Stated task: Copy every line of the listing that holds the string "title".

-- begin Materials provided --

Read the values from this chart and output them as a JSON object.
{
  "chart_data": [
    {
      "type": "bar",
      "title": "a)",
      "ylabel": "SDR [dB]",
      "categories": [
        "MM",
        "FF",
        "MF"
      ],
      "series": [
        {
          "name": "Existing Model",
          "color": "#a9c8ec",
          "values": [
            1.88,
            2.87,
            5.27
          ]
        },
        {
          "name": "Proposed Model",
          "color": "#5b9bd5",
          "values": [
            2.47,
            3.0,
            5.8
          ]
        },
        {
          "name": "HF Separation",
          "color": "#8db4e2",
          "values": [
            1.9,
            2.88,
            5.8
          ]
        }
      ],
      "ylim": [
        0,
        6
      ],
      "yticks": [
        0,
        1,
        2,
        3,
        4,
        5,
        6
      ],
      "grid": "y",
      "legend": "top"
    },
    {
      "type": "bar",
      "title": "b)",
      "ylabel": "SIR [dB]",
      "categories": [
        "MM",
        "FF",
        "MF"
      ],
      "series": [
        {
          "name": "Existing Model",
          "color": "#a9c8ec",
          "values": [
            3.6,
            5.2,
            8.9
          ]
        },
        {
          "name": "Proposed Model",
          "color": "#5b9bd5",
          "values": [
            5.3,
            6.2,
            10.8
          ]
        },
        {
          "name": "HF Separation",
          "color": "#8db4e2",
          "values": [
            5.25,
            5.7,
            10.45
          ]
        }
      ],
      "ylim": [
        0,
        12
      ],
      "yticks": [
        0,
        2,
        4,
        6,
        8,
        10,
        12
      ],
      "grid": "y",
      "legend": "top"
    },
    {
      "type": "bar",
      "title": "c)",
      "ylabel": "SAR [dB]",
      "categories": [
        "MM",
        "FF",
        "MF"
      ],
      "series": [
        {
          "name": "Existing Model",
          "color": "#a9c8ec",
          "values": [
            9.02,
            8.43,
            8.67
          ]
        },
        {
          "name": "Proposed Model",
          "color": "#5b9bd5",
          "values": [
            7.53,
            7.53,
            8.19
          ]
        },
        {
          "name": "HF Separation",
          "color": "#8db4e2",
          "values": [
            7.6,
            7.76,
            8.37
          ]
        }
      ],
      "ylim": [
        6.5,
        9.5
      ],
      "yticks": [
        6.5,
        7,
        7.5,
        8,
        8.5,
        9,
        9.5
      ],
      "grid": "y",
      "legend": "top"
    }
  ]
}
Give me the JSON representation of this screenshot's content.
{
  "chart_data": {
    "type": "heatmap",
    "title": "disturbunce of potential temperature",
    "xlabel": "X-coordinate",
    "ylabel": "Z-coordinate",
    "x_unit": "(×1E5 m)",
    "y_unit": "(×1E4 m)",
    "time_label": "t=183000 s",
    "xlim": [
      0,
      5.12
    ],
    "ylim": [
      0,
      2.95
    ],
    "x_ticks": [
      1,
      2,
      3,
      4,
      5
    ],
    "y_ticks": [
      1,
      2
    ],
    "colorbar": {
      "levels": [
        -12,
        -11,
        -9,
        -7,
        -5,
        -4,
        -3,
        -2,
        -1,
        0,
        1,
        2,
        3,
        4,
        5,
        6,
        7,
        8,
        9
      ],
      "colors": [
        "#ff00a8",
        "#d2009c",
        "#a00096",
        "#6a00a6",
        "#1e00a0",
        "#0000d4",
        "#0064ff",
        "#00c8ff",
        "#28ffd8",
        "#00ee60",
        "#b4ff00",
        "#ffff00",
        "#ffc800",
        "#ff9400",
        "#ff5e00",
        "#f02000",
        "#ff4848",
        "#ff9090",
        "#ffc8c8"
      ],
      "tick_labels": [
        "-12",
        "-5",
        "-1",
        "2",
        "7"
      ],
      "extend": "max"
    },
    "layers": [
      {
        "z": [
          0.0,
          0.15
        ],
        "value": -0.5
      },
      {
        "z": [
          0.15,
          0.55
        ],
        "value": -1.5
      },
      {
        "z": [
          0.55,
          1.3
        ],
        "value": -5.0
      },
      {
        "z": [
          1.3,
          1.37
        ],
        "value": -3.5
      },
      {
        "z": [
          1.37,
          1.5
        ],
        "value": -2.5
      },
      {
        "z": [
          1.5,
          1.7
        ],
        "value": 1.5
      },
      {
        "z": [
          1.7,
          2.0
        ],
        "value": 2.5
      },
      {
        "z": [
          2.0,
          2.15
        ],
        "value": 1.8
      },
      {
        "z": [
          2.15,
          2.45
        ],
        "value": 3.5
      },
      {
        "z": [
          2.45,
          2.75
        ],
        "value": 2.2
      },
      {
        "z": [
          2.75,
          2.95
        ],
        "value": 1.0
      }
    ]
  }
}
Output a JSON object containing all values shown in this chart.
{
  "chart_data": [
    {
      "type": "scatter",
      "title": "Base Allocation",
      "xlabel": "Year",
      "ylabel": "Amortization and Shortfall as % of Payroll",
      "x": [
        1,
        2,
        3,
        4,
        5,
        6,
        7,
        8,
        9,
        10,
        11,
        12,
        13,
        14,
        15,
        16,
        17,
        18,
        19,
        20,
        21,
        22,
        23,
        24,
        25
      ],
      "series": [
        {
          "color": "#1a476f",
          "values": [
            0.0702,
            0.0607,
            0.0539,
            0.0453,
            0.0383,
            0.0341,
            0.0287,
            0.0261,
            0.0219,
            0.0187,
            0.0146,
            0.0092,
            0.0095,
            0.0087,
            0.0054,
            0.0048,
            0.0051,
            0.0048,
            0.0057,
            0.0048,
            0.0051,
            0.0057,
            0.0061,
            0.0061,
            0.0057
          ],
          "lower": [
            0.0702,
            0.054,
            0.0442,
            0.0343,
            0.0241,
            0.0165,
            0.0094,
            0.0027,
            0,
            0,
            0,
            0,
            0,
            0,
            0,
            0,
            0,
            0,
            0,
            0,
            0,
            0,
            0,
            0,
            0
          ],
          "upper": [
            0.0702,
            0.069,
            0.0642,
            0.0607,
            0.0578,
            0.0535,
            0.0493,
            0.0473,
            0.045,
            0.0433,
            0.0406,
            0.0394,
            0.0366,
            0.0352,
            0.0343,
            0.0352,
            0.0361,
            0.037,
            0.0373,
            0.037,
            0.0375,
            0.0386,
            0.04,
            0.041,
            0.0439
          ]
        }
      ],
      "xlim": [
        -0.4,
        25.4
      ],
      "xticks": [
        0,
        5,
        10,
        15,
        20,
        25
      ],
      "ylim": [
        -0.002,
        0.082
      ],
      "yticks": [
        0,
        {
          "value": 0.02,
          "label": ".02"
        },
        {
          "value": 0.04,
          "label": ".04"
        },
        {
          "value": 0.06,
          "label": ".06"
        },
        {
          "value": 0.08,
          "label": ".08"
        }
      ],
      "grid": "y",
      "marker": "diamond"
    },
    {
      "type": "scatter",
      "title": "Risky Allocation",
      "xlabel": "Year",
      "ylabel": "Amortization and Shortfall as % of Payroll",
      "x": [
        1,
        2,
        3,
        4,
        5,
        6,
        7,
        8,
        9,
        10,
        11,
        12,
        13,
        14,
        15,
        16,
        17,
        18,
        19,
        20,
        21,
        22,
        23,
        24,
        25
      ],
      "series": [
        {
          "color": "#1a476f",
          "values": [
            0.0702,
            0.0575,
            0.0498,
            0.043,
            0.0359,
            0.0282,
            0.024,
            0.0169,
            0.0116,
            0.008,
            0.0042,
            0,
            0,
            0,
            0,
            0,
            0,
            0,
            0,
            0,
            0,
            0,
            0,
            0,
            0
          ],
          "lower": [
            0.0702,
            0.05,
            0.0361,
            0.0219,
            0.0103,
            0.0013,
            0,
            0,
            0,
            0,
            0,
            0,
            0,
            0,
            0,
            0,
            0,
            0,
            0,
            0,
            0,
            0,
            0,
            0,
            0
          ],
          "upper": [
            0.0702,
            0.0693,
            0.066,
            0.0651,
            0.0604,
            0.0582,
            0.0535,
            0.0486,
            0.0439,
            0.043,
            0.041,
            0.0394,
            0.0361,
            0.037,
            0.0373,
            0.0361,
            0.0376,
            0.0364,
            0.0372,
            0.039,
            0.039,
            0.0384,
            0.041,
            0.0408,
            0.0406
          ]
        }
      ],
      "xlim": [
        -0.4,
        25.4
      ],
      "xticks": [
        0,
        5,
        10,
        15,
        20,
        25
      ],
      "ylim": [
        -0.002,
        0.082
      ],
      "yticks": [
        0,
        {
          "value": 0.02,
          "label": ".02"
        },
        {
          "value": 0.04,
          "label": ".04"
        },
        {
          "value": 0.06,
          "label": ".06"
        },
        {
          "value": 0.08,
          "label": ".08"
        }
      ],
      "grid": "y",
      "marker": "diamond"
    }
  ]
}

-- end Materials provided --

The result:
      "title": "a)",
      "title": "b)",
      "title": "c)",
    "title": "disturbunce of potential temperature",
      "title": "Base Allocation",
      "title": "Risky Allocation",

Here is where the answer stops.